(Required task)
Below is a listing. Gather each line of it that contains "Next".
>> START Dataset excerpts
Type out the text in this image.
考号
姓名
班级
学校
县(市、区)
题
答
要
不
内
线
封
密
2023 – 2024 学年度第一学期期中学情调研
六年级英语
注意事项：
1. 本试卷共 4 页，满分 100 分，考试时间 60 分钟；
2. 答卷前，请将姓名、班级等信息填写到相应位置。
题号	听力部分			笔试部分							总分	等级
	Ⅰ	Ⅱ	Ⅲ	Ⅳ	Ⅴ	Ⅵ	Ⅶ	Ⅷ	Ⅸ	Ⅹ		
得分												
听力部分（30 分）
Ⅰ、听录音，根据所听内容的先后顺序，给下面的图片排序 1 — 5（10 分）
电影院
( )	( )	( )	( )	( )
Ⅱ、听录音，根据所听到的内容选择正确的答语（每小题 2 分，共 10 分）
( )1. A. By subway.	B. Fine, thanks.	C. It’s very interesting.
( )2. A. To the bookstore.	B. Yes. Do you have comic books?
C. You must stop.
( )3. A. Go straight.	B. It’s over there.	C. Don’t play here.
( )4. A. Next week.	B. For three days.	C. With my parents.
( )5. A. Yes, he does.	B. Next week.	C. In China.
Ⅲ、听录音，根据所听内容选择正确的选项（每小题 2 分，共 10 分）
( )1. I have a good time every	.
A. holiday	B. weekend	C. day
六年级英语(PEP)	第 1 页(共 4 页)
>> END Dataset excerpts
(The result)
( )4. A. Next week.	B. For three days.	C. With my parents.
( )5. A. Yes, he does.	B. Next week.	C. In China.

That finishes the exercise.